## Extracted data entries
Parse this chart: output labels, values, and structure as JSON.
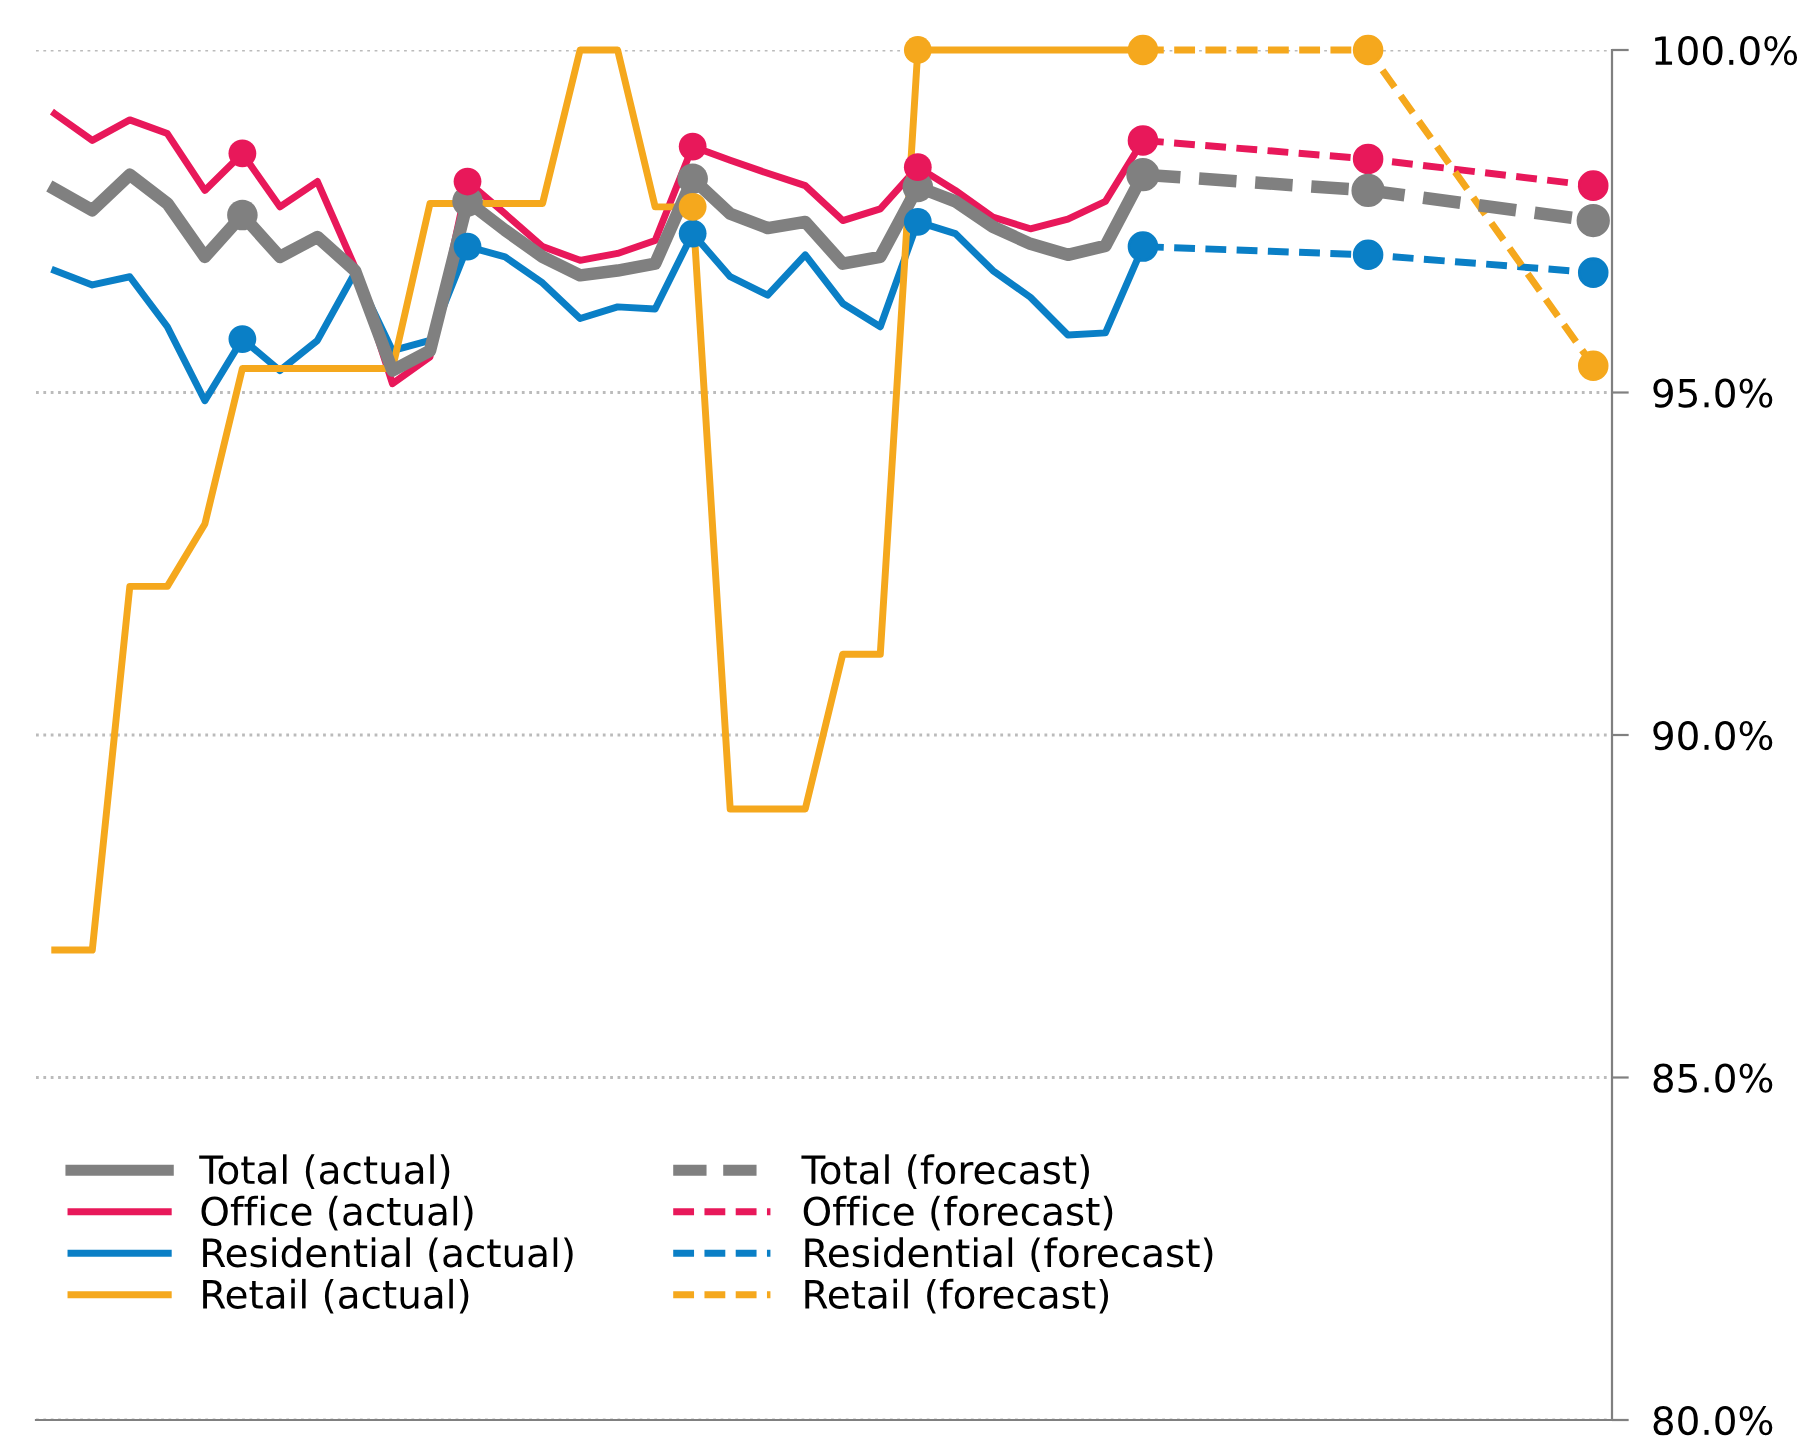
{
  "chart_data": {
    "type": "line",
    "categories": [
      null,
      null,
      null,
      null,
      null,
      null,
      null,
      null,
      null,
      null,
      null,
      null,
      null,
      null,
      null,
      null,
      null,
      null,
      null,
      null,
      null,
      null,
      null,
      null,
      null,
      null,
      null,
      null,
      null,
      null,
      null,
      null,
      null,
      null,
      null,
      null,
      null,
      null,
      null,
      null,
      null,
      null
    ],
    "ylim": [
      80,
      100
    ],
    "yticks": [
      {
        "value": 80,
        "label": "80.0%"
      },
      {
        "value": 85,
        "label": "85.0%"
      },
      {
        "value": 90,
        "label": "90.0%"
      },
      {
        "value": 95,
        "label": "95.0%"
      },
      {
        "value": 100,
        "label": "100.0%"
      }
    ],
    "tick_labels": "y",
    "grid": "y",
    "legend": "bottom left",
    "marker": "none",
    "series": [
      {
        "name": "Total (actual)",
        "color": "#808080",
        "line_style": "solid",
        "values": [
          97.97,
          97.66,
          98.18,
          97.76,
          96.98,
          97.59,
          96.98,
          97.27,
          96.78,
          95.32,
          95.61,
          97.79,
          97.37,
          96.98,
          96.71,
          96.78,
          96.88,
          98.12,
          97.61,
          97.4,
          97.49,
          96.88,
          96.98,
          98.0,
          97.79,
          97.42,
          97.17,
          97.01,
          97.14,
          98.18,
          null,
          null,
          null,
          null,
          null,
          null,
          null,
          null,
          null,
          null,
          null,
          null
        ]
      },
      {
        "name": "Office (actual)",
        "color": "#e8185a",
        "line_style": "solid",
        "values": [
          99.07,
          98.68,
          98.98,
          98.78,
          97.95,
          98.49,
          97.71,
          98.08,
          96.83,
          95.13,
          95.52,
          98.08,
          97.61,
          97.13,
          96.93,
          97.03,
          97.22,
          98.59,
          98.39,
          98.2,
          98.02,
          97.51,
          97.68,
          98.29,
          97.95,
          97.56,
          97.39,
          97.53,
          97.79,
          98.68,
          null,
          null,
          null,
          null,
          null,
          null,
          null,
          null,
          null,
          null,
          null,
          null
        ]
      },
      {
        "name": "Residential (actual)",
        "color": "#0a7fc6",
        "line_style": "solid",
        "values": [
          96.78,
          96.57,
          96.69,
          95.96,
          94.88,
          95.78,
          95.32,
          95.76,
          96.75,
          95.61,
          95.76,
          97.13,
          96.98,
          96.6,
          96.08,
          96.25,
          96.22,
          97.32,
          96.69,
          96.42,
          97.01,
          96.3,
          95.96,
          97.49,
          97.32,
          96.78,
          96.39,
          95.84,
          95.87,
          97.13,
          null,
          null,
          null,
          null,
          null,
          null,
          null,
          null,
          null,
          null,
          null,
          null
        ]
      },
      {
        "name": "Retail (actual)",
        "color": "#f5a81d",
        "line_style": "solid",
        "values": [
          86.86,
          86.86,
          92.17,
          92.17,
          93.08,
          95.35,
          95.35,
          95.35,
          95.35,
          95.35,
          97.76,
          97.76,
          97.76,
          97.76,
          100,
          100,
          97.71,
          97.71,
          88.92,
          88.92,
          88.92,
          91.18,
          91.18,
          100,
          100,
          100,
          100,
          100,
          100,
          100,
          null,
          null,
          null,
          null,
          null,
          null,
          null,
          null,
          null,
          null,
          null,
          null
        ]
      },
      {
        "type": "scatter",
        "color": "#808080",
        "marker": "circle",
        "values": [
          null,
          null,
          null,
          null,
          null,
          97.59,
          null,
          null,
          null,
          null,
          null,
          97.79,
          null,
          null,
          null,
          null,
          null,
          98.12,
          null,
          null,
          null,
          null,
          null,
          98.0,
          null,
          null,
          null,
          null,
          null,
          null,
          null,
          null,
          null,
          null,
          null,
          null,
          null,
          null,
          null,
          null,
          null,
          null
        ]
      },
      {
        "type": "scatter",
        "color": "#e8185a",
        "marker": "circle",
        "values": [
          null,
          null,
          null,
          null,
          null,
          98.49,
          null,
          null,
          null,
          null,
          null,
          98.08,
          null,
          null,
          null,
          null,
          null,
          98.59,
          null,
          null,
          null,
          null,
          null,
          98.29,
          null,
          null,
          null,
          null,
          null,
          null,
          null,
          null,
          null,
          null,
          null,
          null,
          null,
          null,
          null,
          null,
          null,
          null
        ]
      },
      {
        "type": "scatter",
        "color": "#0a7fc6",
        "marker": "circle",
        "values": [
          null,
          null,
          null,
          null,
          null,
          95.78,
          null,
          null,
          null,
          null,
          null,
          97.13,
          null,
          null,
          null,
          null,
          null,
          97.32,
          null,
          null,
          null,
          null,
          null,
          97.49,
          null,
          null,
          null,
          null,
          null,
          null,
          null,
          null,
          null,
          null,
          null,
          null,
          null,
          null,
          null,
          null,
          null,
          null
        ]
      },
      {
        "type": "scatter",
        "color": "#f5a81d",
        "marker": "circle",
        "values": [
          null,
          null,
          null,
          null,
          null,
          null,
          null,
          null,
          null,
          null,
          null,
          null,
          null,
          null,
          null,
          null,
          null,
          97.71,
          null,
          null,
          null,
          null,
          null,
          100,
          null,
          null,
          null,
          null,
          null,
          null,
          null,
          null,
          null,
          null,
          null,
          null,
          null,
          null,
          null,
          null,
          null,
          null
        ]
      },
      {
        "name": "Total (forecast)",
        "color": "#808080",
        "line_style": "dashed",
        "marker": "circle",
        "values": [
          null,
          null,
          null,
          null,
          null,
          null,
          null,
          null,
          null,
          null,
          null,
          null,
          null,
          null,
          null,
          null,
          null,
          null,
          null,
          null,
          null,
          null,
          null,
          null,
          null,
          null,
          null,
          null,
          null,
          98.18,
          null,
          null,
          null,
          null,
          null,
          97.95,
          null,
          null,
          null,
          null,
          null,
          97.51
        ]
      },
      {
        "name": "Office (forecast)",
        "color": "#e8185a",
        "line_style": "dashed",
        "marker": "circle",
        "values": [
          null,
          null,
          null,
          null,
          null,
          null,
          null,
          null,
          null,
          null,
          null,
          null,
          null,
          null,
          null,
          null,
          null,
          null,
          null,
          null,
          null,
          null,
          null,
          null,
          null,
          null,
          null,
          null,
          null,
          98.68,
          null,
          null,
          null,
          null,
          null,
          98.41,
          null,
          null,
          null,
          null,
          null,
          98.02
        ]
      },
      {
        "name": "Residential (forecast)",
        "color": "#0a7fc6",
        "line_style": "dashed",
        "marker": "circle",
        "values": [
          null,
          null,
          null,
          null,
          null,
          null,
          null,
          null,
          null,
          null,
          null,
          null,
          null,
          null,
          null,
          null,
          null,
          null,
          null,
          null,
          null,
          null,
          null,
          null,
          null,
          null,
          null,
          null,
          null,
          97.13,
          null,
          null,
          null,
          null,
          null,
          97.01,
          null,
          null,
          null,
          null,
          null,
          96.75
        ]
      },
      {
        "name": "Retail (forecast)",
        "color": "#f5a81d",
        "line_style": "dashed",
        "marker": "circle",
        "values": [
          null,
          null,
          null,
          null,
          null,
          null,
          null,
          null,
          null,
          null,
          null,
          null,
          null,
          null,
          null,
          null,
          null,
          null,
          null,
          null,
          null,
          null,
          null,
          null,
          null,
          null,
          null,
          null,
          null,
          100,
          null,
          null,
          null,
          null,
          null,
          100,
          null,
          null,
          null,
          null,
          null,
          95.39
        ]
      }
    ]
  }
}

## STATED EXERCISE
Leave out the pictures and return every record word for word.

## EXERCISE SOLUTION
Parse this chart: output labels, values, and structure as JSON.
{
  "chart_data": {
    "type": "line",
    "categories": [
      null,
      null,
      null,
      null,
      null,
      null,
      null,
      null,
      null,
      null,
      null,
      null,
      null,
      null,
      null,
      null,
      null,
      null,
      null,
      null,
      null,
      null,
      null,
      null,
      null,
      null,
      null,
      null,
      null,
      null,
      null,
      null,
      null,
      null,
      null,
      null,
      null,
      null,
      null,
      null,
      null,
      null
    ],
    "ylim": [
      80,
      100
    ],
    "yticks": [
      {
        "value": 80,
        "label": "80.0%"
      },
      {
        "value": 85,
        "label": "85.0%"
      },
      {
        "value": 90,
        "label": "90.0%"
      },
      {
        "value": 95,
        "label": "95.0%"
      },
      {
        "value": 100,
        "label": "100.0%"
      }
    ],
    "tick_labels": "y",
    "grid": "y",
    "legend": "bottom left",
    "marker": "none",
    "series": [
      {
        "name": "Total (actual)",
        "color": "#808080",
        "line_style": "solid",
        "values": [
          97.97,
          97.66,
          98.18,
          97.76,
          96.98,
          97.59,
          96.98,
          97.27,
          96.78,
          95.32,
          95.61,
          97.79,
          97.37,
          96.98,
          96.71,
          96.78,
          96.88,
          98.12,
          97.61,
          97.4,
          97.49,
          96.88,
          96.98,
          98.0,
          97.79,
          97.42,
          97.17,
          97.01,
          97.14,
          98.18,
          null,
          null,
          null,
          null,
          null,
          null,
          null,
          null,
          null,
          null,
          null,
          null
        ]
      },
      {
        "name": "Office (actual)",
        "color": "#e8185a",
        "line_style": "solid",
        "values": [
          99.07,
          98.68,
          98.98,
          98.78,
          97.95,
          98.49,
          97.71,
          98.08,
          96.83,
          95.13,
          95.52,
          98.08,
          97.61,
          97.13,
          96.93,
          97.03,
          97.22,
          98.59,
          98.39,
          98.2,
          98.02,
          97.51,
          97.68,
          98.29,
          97.95,
          97.56,
          97.39,
          97.53,
          97.79,
          98.68,
          null,
          null,
          null,
          null,
          null,
          null,
          null,
          null,
          null,
          null,
          null,
          null
        ]
      },
      {
        "name": "Residential (actual)",
        "color": "#0a7fc6",
        "line_style": "solid",
        "values": [
          96.78,
          96.57,
          96.69,
          95.96,
          94.88,
          95.78,
          95.32,
          95.76,
          96.75,
          95.61,
          95.76,
          97.13,
          96.98,
          96.6,
          96.08,
          96.25,
          96.22,
          97.32,
          96.69,
          96.42,
          97.01,
          96.3,
          95.96,
          97.49,
          97.32,
          96.78,
          96.39,
          95.84,
          95.87,
          97.13,
          null,
          null,
          null,
          null,
          null,
          null,
          null,
          null,
          null,
          null,
          null,
          null
        ]
      },
      {
        "name": "Retail (actual)",
        "color": "#f5a81d",
        "line_style": "solid",
        "values": [
          86.86,
          86.86,
          92.17,
          92.17,
          93.08,
          95.35,
          95.35,
          95.35,
          95.35,
          95.35,
          97.76,
          97.76,
          97.76,
          97.76,
          100,
          100,
          97.71,
          97.71,
          88.92,
          88.92,
          88.92,
          91.18,
          91.18,
          100,
          100,
          100,
          100,
          100,
          100,
          100,
          null,
          null,
          null,
          null,
          null,
          null,
          null,
          null,
          null,
          null,
          null,
          null
        ]
      },
      {
        "type": "scatter",
        "color": "#808080",
        "marker": "circle",
        "values": [
          null,
          null,
          null,
          null,
          null,
          97.59,
          null,
          null,
          null,
          null,
          null,
          97.79,
          null,
          null,
          null,
          null,
          null,
          98.12,
          null,
          null,
          null,
          null,
          null,
          98.0,
          null,
          null,
          null,
          null,
          null,
          null,
          null,
          null,
          null,
          null,
          null,
          null,
          null,
          null,
          null,
          null,
          null,
          null
        ]
      },
      {
        "type": "scatter",
        "color": "#e8185a",
        "marker": "circle",
        "values": [
          null,
          null,
          null,
          null,
          null,
          98.49,
          null,
          null,
          null,
          null,
          null,
          98.08,
          null,
          null,
          null,
          null,
          null,
          98.59,
          null,
          null,
          null,
          null,
          null,
          98.29,
          null,
          null,
          null,
          null,
          null,
          null,
          null,
          null,
          null,
          null,
          null,
          null,
          null,
          null,
          null,
          null,
          null,
          null
        ]
      },
      {
        "type": "scatter",
        "color": "#0a7fc6",
        "marker": "circle",
        "values": [
          null,
          null,
          null,
          null,
          null,
          95.78,
          null,
          null,
          null,
          null,
          null,
          97.13,
          null,
          null,
          null,
          null,
          null,
          97.32,
          null,
          null,
          null,
          null,
          null,
          97.49,
          null,
          null,
          null,
          null,
          null,
          null,
          null,
          null,
          null,
          null,
          null,
          null,
          null,
          null,
          null,
          null,
          null,
          null
        ]
      },
      {
        "type": "scatter",
        "color": "#f5a81d",
        "marker": "circle",
        "values": [
          null,
          null,
          null,
          null,
          null,
          null,
          null,
          null,
          null,
          null,
          null,
          null,
          null,
          null,
          null,
          null,
          null,
          97.71,
          null,
          null,
          null,
          null,
          null,
          100,
          null,
          null,
          null,
          null,
          null,
          null,
          null,
          null,
          null,
          null,
          null,
          null,
          null,
          null,
          null,
          null,
          null,
          null
        ]
      },
      {
        "name": "Total (forecast)",
        "color": "#808080",
        "line_style": "dashed",
        "marker": "circle",
        "values": [
          null,
          null,
          null,
          null,
          null,
          null,
          null,
          null,
          null,
          null,
          null,
          null,
          null,
          null,
          null,
          null,
          null,
          null,
          null,
          null,
          null,
          null,
          null,
          null,
          null,
          null,
          null,
          null,
          null,
          98.18,
          null,
          null,
          null,
          null,
          null,
          97.95,
          null,
          null,
          null,
          null,
          null,
          97.51
        ]
      },
      {
        "name": "Office (forecast)",
        "color": "#e8185a",
        "line_style": "dashed",
        "marker": "circle",
        "values": [
          null,
          null,
          null,
          null,
          null,
          null,
          null,
          null,
          null,
          null,
          null,
          null,
          null,
          null,
          null,
          null,
          null,
          null,
          null,
          null,
          null,
          null,
          null,
          null,
          null,
          null,
          null,
          null,
          null,
          98.68,
          null,
          null,
          null,
          null,
          null,
          98.41,
          null,
          null,
          null,
          null,
          null,
          98.02
        ]
      },
      {
        "name": "Residential (forecast)",
        "color": "#0a7fc6",
        "line_style": "dashed",
        "marker": "circle",
        "values": [
          null,
          null,
          null,
          null,
          null,
          null,
          null,
          null,
          null,
          null,
          null,
          null,
          null,
          null,
          null,
          null,
          null,
          null,
          null,
          null,
          null,
          null,
          null,
          null,
          null,
          null,
          null,
          null,
          null,
          97.13,
          null,
          null,
          null,
          null,
          null,
          97.01,
          null,
          null,
          null,
          null,
          null,
          96.75
        ]
      },
      {
        "name": "Retail (forecast)",
        "color": "#f5a81d",
        "line_style": "dashed",
        "marker": "circle",
        "values": [
          null,
          null,
          null,
          null,
          null,
          null,
          null,
          null,
          null,
          null,
          null,
          null,
          null,
          null,
          null,
          null,
          null,
          null,
          null,
          null,
          null,
          null,
          null,
          null,
          null,
          null,
          null,
          null,
          null,
          100,
          null,
          null,
          null,
          null,
          null,
          100,
          null,
          null,
          null,
          null,
          null,
          95.39
        ]
      }
    ]
  }
}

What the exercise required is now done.